What this task involves —
Find every line of the listing below where "окончания" appears, and copy it.

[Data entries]

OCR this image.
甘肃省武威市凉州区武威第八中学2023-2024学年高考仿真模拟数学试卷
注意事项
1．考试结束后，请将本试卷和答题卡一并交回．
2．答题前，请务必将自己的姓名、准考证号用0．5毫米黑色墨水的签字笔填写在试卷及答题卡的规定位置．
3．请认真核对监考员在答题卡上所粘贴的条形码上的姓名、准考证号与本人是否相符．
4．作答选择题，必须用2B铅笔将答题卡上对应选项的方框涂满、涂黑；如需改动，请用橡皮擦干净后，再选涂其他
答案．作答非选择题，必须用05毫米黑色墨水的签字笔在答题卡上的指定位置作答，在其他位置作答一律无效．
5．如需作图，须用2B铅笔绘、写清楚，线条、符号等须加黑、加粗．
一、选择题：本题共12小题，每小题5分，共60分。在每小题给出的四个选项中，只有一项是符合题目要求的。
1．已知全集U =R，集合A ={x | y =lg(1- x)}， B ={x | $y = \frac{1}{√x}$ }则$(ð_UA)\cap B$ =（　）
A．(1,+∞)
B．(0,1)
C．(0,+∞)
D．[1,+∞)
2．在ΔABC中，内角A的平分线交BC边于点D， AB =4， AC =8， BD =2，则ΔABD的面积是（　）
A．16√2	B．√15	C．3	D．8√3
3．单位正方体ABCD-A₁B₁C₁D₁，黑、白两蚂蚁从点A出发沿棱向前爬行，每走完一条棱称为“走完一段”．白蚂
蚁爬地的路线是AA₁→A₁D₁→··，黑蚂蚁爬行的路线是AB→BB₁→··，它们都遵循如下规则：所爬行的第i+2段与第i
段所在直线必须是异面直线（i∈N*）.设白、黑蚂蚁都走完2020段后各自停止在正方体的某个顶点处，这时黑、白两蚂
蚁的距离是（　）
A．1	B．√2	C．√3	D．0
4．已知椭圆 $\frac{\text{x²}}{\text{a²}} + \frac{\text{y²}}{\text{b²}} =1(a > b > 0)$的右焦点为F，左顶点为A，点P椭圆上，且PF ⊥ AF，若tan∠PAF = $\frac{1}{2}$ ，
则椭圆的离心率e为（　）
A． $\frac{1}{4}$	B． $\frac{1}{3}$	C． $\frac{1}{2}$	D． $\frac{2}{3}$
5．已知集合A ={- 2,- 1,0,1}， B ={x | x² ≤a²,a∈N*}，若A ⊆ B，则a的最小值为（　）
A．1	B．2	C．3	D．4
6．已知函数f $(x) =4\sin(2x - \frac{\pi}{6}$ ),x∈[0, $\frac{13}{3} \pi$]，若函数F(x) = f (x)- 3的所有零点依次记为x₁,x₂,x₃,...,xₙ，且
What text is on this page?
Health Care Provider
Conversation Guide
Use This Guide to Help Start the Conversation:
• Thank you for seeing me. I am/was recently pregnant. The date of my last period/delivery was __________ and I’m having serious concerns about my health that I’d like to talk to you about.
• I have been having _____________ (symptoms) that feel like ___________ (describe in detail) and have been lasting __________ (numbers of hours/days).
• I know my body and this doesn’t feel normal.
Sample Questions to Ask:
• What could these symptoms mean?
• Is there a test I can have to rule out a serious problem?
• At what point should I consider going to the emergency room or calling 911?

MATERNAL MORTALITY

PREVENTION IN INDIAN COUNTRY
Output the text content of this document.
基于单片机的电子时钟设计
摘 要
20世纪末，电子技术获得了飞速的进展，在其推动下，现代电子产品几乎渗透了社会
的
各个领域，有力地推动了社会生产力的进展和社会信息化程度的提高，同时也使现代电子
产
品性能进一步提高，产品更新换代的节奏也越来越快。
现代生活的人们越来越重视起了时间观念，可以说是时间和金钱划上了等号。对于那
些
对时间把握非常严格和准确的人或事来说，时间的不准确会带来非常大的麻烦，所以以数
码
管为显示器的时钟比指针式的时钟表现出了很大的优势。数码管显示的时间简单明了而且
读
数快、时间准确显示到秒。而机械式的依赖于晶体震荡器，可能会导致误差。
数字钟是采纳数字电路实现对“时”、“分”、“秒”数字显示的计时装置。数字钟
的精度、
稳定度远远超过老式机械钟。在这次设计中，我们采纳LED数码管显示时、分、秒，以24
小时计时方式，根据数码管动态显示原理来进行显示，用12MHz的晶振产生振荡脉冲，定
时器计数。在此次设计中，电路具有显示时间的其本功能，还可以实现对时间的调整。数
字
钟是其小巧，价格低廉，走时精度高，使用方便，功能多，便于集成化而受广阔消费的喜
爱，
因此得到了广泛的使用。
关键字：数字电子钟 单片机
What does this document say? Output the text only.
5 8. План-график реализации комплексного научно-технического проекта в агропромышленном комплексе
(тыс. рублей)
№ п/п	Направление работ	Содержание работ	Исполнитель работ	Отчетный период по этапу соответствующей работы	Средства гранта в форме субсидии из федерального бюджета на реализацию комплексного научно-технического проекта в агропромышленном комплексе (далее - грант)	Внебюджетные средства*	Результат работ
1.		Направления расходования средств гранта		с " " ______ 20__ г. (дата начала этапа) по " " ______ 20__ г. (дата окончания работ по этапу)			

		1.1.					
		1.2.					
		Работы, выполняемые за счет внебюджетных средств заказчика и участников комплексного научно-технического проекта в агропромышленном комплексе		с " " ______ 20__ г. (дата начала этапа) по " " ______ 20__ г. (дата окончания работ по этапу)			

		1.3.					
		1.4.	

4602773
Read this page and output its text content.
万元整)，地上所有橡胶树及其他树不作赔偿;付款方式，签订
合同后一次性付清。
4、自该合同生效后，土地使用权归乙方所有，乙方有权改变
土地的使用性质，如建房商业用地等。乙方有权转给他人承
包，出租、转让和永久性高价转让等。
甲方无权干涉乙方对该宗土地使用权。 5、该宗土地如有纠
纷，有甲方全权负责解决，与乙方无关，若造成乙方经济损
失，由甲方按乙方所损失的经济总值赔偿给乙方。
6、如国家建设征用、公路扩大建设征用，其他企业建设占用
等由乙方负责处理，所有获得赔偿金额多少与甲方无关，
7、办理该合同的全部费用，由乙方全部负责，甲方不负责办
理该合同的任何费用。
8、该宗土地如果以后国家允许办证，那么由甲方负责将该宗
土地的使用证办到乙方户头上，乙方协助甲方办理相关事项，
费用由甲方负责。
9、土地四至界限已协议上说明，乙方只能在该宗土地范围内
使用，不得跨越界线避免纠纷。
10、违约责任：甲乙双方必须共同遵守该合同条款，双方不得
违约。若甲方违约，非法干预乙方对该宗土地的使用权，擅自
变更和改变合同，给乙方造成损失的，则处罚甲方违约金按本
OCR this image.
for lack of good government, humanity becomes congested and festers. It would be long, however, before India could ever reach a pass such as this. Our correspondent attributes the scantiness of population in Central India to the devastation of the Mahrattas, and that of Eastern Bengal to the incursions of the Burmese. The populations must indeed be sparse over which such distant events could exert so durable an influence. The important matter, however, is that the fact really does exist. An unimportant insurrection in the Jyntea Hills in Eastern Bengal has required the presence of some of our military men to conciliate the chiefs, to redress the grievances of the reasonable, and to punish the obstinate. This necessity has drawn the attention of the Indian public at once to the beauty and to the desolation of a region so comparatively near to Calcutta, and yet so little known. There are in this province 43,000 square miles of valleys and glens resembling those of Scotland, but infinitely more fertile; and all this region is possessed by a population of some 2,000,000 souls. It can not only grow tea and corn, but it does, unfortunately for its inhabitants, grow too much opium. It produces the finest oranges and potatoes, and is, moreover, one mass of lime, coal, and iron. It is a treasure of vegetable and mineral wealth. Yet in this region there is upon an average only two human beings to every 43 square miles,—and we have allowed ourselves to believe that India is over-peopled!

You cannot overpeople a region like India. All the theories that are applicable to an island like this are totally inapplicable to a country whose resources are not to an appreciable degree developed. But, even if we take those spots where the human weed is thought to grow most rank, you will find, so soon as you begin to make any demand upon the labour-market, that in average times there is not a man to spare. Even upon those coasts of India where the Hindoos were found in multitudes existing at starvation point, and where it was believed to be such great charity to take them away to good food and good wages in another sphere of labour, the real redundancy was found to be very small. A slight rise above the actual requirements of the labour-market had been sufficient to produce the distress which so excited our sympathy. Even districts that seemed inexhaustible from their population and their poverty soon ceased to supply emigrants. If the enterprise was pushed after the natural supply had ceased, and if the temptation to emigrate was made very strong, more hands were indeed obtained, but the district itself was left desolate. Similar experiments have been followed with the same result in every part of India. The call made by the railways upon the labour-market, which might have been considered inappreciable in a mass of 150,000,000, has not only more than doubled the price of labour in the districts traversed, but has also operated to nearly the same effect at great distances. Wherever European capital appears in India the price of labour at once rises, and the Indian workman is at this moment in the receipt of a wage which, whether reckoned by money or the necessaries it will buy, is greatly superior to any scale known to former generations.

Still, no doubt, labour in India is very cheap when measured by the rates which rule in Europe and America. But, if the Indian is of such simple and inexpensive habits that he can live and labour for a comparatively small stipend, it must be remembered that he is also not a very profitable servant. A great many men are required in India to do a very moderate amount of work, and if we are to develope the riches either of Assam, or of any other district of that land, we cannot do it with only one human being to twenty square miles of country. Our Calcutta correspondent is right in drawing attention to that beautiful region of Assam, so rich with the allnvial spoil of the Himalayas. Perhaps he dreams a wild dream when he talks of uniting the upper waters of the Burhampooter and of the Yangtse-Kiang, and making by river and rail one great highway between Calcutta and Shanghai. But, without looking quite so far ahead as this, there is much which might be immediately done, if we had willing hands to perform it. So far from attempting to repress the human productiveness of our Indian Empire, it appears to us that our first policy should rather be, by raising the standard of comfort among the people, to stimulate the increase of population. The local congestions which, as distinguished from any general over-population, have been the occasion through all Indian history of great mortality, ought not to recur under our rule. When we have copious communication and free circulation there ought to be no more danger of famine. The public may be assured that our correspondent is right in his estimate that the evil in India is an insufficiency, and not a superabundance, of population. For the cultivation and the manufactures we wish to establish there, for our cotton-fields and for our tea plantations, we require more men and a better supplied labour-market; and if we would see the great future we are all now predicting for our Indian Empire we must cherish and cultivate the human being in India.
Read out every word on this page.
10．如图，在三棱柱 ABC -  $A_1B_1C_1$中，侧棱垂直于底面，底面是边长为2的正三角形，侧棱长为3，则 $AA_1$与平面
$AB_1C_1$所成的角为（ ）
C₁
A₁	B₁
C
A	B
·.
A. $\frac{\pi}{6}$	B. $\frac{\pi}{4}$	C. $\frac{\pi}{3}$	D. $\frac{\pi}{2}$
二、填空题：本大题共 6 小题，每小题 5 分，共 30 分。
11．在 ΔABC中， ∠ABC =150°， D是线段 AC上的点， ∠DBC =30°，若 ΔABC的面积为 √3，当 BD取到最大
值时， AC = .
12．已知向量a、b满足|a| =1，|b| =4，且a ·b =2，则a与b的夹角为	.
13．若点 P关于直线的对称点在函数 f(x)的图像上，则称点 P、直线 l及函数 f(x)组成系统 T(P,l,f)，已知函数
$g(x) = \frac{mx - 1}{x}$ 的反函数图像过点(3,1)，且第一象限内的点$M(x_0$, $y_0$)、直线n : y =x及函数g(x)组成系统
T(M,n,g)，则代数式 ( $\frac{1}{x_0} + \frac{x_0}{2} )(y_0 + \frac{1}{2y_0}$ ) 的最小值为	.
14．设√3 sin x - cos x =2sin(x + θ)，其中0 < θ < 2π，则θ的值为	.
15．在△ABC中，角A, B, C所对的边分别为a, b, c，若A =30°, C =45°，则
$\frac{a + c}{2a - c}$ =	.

The reply —
1.		Направления расходования средств гранта		с " " ______ 20__ г. (дата начала этапа) по " " ______ 20__ г. (дата окончания работ по этапу)			
		Работы, выполняемые за счет внебюджетных средств заказчика и участников комплексного научно-технического проекта в агропромышленном комплексе		с " " ______ 20__ г. (дата начала этапа) по " " ______ 20__ г. (дата окончания работ по этапу)			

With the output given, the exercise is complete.